## START ENTRIES SUPPLIED

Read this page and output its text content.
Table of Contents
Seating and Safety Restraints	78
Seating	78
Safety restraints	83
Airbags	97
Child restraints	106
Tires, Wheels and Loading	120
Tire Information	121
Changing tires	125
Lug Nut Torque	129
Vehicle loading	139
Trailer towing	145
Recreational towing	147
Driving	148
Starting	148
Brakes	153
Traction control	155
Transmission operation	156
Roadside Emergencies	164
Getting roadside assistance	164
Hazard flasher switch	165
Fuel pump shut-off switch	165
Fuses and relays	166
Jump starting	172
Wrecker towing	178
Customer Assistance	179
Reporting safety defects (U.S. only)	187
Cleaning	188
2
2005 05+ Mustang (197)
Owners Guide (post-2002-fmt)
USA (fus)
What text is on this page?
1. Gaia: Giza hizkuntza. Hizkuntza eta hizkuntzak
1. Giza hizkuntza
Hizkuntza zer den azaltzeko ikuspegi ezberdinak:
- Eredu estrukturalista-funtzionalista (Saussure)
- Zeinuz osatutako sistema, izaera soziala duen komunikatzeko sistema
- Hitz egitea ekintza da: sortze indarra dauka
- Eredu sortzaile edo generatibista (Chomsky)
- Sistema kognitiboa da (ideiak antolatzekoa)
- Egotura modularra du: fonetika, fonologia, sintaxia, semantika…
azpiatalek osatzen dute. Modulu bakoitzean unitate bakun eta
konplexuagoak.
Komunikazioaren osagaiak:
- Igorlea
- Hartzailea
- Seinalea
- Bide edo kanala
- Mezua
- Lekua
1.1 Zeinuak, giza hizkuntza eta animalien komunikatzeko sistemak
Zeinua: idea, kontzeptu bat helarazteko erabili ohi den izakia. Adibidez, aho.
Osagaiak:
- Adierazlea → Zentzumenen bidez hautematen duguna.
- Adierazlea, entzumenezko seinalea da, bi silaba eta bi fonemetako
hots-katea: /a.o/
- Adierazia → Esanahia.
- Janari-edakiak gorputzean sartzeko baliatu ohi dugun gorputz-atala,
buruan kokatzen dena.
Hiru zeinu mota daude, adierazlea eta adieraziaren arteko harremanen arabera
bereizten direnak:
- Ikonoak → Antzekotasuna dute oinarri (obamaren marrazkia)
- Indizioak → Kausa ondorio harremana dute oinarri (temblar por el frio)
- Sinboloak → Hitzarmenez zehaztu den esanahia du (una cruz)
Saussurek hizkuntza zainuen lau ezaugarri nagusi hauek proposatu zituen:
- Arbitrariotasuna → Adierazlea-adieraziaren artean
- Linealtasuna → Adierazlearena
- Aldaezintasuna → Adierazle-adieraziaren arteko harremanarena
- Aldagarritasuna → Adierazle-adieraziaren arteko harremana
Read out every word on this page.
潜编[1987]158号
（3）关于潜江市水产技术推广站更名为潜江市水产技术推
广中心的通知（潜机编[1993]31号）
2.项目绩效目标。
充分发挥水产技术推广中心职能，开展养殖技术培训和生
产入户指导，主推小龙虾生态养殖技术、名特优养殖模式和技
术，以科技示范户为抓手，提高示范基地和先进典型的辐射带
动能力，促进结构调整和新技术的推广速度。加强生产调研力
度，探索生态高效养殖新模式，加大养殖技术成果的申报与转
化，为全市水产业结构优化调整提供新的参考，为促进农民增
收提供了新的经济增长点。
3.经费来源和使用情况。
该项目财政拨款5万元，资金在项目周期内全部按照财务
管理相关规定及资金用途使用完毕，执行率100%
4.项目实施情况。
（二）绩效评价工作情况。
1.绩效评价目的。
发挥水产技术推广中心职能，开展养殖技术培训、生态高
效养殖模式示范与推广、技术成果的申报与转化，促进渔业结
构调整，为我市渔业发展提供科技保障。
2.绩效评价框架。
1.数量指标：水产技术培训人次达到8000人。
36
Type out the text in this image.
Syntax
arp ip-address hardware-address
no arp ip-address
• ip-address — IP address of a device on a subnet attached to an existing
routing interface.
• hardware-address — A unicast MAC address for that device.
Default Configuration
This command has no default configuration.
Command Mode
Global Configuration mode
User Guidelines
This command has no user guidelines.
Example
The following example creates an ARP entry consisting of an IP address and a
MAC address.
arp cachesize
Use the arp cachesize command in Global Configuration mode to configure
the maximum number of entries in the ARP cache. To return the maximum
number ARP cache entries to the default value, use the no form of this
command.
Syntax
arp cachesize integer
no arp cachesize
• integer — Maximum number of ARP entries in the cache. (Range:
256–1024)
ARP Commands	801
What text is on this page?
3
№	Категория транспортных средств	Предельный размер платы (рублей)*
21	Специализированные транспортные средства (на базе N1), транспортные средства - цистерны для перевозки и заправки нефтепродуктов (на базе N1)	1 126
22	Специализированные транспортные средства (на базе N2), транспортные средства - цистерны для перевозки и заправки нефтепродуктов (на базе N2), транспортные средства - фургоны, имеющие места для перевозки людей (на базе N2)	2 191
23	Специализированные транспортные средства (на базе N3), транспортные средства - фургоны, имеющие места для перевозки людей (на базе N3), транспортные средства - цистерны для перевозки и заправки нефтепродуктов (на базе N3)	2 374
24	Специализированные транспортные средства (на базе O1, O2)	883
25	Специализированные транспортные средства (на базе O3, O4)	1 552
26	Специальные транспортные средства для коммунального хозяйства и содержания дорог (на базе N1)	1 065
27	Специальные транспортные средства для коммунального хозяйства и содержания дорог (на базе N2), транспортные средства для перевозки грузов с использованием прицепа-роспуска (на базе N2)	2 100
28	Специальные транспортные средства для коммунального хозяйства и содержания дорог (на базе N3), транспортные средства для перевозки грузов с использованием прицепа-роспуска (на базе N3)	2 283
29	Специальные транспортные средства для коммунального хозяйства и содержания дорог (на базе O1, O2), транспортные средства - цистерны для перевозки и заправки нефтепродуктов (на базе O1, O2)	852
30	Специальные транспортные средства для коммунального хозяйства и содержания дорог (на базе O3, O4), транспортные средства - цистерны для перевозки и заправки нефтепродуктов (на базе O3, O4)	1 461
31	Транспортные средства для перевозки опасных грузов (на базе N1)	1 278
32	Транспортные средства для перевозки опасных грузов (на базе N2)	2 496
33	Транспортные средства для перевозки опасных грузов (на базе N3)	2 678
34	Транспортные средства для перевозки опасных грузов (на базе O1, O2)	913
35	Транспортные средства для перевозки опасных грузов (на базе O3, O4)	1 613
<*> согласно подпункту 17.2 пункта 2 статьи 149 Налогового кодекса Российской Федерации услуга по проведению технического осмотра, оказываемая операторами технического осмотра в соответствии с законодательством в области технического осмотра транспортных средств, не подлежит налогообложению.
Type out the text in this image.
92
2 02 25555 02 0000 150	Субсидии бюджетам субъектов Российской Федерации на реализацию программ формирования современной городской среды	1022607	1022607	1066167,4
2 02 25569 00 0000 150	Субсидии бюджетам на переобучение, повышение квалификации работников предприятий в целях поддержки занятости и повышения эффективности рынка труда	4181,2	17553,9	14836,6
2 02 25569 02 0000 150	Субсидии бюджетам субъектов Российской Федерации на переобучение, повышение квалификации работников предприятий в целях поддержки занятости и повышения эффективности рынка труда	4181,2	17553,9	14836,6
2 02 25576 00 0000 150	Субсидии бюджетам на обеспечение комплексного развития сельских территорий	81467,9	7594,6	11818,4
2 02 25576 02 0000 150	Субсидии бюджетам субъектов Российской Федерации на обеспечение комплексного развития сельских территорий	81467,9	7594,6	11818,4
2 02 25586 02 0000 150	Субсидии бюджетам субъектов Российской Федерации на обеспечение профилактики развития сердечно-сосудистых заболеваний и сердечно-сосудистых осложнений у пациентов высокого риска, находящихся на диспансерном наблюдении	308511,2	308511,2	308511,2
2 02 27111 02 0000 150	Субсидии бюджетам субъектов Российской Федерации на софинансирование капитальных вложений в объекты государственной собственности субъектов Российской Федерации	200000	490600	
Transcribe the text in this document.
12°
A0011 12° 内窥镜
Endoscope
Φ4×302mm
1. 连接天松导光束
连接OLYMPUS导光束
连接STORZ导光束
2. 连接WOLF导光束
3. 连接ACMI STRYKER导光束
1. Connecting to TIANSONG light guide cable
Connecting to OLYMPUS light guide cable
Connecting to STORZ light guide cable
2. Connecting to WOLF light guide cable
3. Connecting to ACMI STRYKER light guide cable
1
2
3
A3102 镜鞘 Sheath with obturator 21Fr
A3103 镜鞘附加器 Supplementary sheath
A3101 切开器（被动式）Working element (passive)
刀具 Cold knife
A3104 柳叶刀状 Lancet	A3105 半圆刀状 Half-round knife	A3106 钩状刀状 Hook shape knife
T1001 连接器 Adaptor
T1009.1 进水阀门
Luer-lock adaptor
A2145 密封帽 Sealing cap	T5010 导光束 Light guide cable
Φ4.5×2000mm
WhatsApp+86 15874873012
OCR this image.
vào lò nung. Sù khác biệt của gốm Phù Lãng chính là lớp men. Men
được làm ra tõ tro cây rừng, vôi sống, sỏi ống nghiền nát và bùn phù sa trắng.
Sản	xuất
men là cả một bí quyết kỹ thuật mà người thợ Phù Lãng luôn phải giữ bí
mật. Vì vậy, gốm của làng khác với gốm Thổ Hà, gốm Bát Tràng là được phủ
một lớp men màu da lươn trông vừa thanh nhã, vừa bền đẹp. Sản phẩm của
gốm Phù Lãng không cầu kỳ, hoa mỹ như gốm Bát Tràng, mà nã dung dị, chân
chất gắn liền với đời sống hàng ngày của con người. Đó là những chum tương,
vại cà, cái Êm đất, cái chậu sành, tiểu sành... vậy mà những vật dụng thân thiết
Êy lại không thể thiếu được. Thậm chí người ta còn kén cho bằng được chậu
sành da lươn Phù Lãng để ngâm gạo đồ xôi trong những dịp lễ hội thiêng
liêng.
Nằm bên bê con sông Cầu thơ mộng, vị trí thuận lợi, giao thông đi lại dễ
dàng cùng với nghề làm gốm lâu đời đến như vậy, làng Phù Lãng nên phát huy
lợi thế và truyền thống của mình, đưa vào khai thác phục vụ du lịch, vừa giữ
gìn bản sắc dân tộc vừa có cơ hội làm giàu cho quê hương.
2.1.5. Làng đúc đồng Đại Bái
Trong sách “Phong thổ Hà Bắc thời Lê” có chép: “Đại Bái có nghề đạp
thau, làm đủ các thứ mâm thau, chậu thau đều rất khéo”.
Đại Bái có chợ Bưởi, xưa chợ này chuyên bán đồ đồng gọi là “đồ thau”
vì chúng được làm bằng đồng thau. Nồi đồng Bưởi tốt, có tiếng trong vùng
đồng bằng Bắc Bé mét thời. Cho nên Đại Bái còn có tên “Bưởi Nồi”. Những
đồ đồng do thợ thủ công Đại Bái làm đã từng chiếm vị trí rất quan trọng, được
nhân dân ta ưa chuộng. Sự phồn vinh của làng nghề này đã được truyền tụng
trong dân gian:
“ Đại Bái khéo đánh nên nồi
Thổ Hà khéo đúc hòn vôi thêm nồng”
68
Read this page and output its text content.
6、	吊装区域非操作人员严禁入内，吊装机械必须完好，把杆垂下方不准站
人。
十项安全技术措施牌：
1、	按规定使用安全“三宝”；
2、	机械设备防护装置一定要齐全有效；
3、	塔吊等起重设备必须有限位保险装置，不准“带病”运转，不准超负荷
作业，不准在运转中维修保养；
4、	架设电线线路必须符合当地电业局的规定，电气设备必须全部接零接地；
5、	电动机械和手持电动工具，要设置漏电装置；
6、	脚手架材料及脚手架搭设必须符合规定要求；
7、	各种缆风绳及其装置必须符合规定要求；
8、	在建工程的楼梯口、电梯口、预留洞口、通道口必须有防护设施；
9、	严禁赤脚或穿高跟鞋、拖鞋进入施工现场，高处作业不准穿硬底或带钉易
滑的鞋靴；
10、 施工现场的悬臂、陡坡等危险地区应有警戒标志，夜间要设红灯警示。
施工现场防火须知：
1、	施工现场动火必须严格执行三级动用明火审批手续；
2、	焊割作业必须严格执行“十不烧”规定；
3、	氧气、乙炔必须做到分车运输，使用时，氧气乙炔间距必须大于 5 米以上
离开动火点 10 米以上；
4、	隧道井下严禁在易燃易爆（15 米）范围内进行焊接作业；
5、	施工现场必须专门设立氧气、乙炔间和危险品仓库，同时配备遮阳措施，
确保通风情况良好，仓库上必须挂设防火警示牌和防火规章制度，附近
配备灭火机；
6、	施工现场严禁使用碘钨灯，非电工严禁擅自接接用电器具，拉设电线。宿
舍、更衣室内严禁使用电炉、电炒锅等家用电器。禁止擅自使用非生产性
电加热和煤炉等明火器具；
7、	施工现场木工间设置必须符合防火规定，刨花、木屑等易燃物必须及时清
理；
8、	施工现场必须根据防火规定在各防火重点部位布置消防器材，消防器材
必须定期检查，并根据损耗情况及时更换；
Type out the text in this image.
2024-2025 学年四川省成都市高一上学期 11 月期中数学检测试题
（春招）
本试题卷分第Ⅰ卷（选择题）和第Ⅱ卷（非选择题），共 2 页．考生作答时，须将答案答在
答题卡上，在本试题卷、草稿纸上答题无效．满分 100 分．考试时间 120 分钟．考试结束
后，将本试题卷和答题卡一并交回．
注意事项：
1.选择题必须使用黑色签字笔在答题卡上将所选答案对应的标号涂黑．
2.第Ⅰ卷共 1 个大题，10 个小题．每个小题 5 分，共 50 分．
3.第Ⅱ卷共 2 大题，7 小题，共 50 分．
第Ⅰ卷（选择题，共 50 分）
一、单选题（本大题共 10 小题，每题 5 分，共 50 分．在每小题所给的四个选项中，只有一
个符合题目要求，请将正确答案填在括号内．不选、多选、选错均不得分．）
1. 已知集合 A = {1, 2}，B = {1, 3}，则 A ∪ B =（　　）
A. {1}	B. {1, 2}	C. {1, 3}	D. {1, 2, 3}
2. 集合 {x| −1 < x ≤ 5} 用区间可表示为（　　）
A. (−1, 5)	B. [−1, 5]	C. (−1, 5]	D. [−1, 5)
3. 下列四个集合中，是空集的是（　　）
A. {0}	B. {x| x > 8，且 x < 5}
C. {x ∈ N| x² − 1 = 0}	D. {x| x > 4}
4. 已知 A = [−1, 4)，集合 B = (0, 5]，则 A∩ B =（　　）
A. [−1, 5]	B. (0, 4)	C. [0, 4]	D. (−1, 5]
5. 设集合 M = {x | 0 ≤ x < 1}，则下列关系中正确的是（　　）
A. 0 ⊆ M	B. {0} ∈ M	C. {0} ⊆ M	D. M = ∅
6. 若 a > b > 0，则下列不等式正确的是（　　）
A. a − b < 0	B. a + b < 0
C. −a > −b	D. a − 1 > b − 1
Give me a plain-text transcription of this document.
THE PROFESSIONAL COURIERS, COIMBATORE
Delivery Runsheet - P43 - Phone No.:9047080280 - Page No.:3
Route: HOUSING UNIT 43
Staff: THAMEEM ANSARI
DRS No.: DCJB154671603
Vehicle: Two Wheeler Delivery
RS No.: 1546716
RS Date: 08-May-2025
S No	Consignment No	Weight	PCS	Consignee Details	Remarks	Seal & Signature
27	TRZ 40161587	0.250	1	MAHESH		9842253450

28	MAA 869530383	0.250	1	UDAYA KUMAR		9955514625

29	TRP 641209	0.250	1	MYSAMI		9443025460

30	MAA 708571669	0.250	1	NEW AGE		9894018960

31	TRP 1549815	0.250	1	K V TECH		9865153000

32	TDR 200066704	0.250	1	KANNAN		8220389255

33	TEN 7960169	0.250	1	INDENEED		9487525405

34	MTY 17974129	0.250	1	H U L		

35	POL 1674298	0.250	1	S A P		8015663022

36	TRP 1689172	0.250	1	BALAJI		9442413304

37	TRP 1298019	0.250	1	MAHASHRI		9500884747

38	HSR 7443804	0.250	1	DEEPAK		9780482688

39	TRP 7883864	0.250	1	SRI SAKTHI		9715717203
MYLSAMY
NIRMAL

## END ENTRIES SUPPLIED

Go through the material above and copy each line that has the word "không".

gốm Phù Lãng không cầu kỳ, hoa mỹ như gốm Bát Tràng, mà nã dung dị, chân
Êy lại không thể thiếu được. Thậm chí người ta còn kén cho bằng được chậu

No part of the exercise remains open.